>> start
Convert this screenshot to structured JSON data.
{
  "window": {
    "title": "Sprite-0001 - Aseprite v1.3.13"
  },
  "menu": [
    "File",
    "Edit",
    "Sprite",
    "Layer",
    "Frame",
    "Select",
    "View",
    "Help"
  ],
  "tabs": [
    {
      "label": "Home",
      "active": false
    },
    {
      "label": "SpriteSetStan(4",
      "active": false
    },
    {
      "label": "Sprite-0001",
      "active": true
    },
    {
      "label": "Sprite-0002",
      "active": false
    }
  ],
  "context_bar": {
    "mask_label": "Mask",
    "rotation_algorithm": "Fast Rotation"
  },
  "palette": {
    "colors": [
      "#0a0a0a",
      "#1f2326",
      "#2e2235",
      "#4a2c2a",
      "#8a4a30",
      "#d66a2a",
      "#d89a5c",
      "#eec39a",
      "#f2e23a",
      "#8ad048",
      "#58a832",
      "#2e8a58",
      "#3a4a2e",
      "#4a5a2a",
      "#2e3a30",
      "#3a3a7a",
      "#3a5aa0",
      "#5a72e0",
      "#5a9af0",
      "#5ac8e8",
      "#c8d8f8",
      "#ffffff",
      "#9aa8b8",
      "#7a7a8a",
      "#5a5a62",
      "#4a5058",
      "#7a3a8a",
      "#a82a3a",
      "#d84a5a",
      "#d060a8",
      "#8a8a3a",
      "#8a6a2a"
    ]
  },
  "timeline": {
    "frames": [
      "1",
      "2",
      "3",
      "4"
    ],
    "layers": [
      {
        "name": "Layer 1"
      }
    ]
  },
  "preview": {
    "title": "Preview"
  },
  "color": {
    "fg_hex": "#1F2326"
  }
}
>> end
>> start
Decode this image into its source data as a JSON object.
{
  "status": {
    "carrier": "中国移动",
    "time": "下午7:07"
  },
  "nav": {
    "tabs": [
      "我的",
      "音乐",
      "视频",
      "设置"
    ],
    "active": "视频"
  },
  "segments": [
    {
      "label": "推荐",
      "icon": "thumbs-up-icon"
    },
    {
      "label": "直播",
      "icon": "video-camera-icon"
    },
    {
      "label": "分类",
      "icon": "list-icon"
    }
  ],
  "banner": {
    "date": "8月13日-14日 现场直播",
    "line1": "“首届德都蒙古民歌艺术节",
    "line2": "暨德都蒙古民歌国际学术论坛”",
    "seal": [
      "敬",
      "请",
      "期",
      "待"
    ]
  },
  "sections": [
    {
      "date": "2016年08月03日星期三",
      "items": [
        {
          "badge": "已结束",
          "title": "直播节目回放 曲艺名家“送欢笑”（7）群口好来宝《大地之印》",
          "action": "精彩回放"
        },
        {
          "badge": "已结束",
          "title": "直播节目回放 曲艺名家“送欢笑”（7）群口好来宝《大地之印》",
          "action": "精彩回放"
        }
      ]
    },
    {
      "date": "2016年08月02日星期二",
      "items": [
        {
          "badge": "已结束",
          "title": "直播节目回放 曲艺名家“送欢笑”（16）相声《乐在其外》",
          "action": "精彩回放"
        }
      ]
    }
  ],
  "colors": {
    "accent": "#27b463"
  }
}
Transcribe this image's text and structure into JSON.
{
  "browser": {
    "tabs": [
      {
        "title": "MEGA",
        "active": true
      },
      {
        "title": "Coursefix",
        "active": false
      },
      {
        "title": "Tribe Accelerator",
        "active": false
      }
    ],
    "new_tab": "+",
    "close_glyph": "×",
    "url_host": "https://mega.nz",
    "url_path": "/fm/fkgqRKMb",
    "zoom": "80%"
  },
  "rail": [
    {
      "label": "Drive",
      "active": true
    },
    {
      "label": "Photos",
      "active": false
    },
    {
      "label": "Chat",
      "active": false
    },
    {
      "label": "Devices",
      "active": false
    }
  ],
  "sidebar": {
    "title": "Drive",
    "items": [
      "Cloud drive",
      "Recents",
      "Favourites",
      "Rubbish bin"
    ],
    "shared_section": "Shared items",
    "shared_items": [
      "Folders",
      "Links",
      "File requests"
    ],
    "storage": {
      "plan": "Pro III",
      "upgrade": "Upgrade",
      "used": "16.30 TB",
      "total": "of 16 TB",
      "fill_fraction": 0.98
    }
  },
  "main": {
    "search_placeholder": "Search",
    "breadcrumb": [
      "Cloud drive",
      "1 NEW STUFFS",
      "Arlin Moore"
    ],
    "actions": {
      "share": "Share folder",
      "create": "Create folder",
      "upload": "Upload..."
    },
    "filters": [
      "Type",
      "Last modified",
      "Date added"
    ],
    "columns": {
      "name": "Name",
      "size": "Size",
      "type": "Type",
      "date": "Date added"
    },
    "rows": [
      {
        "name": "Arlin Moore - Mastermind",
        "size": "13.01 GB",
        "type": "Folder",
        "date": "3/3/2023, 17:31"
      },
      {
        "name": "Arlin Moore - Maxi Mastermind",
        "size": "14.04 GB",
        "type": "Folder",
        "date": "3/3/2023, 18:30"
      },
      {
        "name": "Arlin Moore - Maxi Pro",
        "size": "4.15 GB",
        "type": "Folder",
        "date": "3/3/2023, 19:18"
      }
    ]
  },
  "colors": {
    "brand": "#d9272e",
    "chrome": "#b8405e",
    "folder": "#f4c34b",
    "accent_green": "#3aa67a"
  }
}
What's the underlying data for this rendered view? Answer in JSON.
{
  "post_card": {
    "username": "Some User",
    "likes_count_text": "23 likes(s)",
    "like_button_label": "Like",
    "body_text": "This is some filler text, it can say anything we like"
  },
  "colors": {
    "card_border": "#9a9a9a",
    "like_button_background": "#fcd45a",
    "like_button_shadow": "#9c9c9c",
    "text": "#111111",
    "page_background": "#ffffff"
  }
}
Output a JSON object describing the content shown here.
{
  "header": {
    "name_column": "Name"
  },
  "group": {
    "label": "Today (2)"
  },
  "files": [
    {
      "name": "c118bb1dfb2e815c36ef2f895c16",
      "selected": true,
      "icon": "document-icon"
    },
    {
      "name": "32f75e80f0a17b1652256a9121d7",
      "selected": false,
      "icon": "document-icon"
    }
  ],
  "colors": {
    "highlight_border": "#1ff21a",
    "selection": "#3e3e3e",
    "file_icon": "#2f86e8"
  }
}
>> end
>> start
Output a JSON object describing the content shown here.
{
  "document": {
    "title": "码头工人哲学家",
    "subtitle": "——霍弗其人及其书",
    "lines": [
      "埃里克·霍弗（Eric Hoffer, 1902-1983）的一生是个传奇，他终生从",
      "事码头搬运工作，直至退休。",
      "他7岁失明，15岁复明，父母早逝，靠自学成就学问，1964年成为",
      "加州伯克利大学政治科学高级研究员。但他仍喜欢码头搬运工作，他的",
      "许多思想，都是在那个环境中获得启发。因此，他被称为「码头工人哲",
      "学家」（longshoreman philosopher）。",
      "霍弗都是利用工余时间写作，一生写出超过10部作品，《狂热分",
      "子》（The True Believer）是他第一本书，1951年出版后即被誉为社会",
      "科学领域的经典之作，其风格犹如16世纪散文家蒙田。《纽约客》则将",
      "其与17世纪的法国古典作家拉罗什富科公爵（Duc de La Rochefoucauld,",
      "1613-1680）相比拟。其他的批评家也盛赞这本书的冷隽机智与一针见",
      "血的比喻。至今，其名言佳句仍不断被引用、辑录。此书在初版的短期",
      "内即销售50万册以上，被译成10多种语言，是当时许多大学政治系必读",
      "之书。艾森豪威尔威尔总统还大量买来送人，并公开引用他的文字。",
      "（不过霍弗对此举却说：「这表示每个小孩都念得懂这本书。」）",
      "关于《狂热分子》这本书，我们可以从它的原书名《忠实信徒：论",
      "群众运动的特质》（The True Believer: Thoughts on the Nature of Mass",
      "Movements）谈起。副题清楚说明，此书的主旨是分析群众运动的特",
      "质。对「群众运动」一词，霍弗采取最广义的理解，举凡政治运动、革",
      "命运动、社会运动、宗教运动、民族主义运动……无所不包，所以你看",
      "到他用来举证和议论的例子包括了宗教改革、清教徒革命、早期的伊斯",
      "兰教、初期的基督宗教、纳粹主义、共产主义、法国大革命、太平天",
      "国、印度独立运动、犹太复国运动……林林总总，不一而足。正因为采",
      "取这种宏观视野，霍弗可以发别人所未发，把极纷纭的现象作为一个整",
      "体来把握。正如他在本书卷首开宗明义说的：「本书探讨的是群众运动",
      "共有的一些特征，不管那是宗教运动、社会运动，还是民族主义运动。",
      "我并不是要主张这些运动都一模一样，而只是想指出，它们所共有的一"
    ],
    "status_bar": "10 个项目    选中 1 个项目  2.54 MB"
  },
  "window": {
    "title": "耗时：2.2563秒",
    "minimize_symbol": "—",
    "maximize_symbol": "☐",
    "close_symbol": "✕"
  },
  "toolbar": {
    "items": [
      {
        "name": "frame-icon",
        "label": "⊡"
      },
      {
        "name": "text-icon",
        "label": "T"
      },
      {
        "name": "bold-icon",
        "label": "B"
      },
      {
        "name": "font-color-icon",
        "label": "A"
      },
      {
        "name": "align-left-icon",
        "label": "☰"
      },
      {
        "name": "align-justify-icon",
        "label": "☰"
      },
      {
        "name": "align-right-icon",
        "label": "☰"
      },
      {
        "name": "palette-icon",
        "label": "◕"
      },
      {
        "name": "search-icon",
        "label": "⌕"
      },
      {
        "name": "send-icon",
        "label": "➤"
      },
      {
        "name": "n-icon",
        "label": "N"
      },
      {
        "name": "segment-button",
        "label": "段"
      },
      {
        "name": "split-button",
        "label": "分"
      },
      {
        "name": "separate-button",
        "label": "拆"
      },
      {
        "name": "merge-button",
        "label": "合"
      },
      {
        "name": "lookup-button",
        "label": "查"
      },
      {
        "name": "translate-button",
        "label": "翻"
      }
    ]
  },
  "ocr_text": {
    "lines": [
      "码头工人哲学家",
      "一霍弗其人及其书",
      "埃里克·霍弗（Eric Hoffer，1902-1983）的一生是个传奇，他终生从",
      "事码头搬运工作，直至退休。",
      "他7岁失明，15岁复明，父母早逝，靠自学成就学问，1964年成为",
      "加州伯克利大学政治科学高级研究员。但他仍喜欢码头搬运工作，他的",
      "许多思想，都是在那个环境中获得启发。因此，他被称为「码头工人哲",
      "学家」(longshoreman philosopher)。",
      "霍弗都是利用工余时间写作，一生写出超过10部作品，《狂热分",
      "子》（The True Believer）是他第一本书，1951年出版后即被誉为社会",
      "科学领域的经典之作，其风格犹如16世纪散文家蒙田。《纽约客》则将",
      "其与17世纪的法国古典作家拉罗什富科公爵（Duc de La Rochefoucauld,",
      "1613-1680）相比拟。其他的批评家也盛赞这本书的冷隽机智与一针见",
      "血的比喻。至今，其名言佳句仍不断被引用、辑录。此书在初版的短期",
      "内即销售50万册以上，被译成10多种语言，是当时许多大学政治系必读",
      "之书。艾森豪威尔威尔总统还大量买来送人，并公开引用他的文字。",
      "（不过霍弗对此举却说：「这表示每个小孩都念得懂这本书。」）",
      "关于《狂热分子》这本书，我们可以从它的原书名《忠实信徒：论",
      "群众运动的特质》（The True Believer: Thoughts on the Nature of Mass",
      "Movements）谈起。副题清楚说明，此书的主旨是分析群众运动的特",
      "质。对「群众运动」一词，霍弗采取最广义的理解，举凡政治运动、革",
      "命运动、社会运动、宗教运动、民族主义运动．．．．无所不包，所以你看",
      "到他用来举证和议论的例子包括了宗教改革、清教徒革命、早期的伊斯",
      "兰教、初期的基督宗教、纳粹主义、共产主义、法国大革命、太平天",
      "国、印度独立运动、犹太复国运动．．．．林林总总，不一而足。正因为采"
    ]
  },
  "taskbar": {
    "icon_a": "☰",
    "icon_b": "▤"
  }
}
>> end
Go through the listing above and return every line where the word "longshoreman" occurs.

      "学家」（longshoreman philosopher）。",
      "学家」(longshoreman philosopher)。",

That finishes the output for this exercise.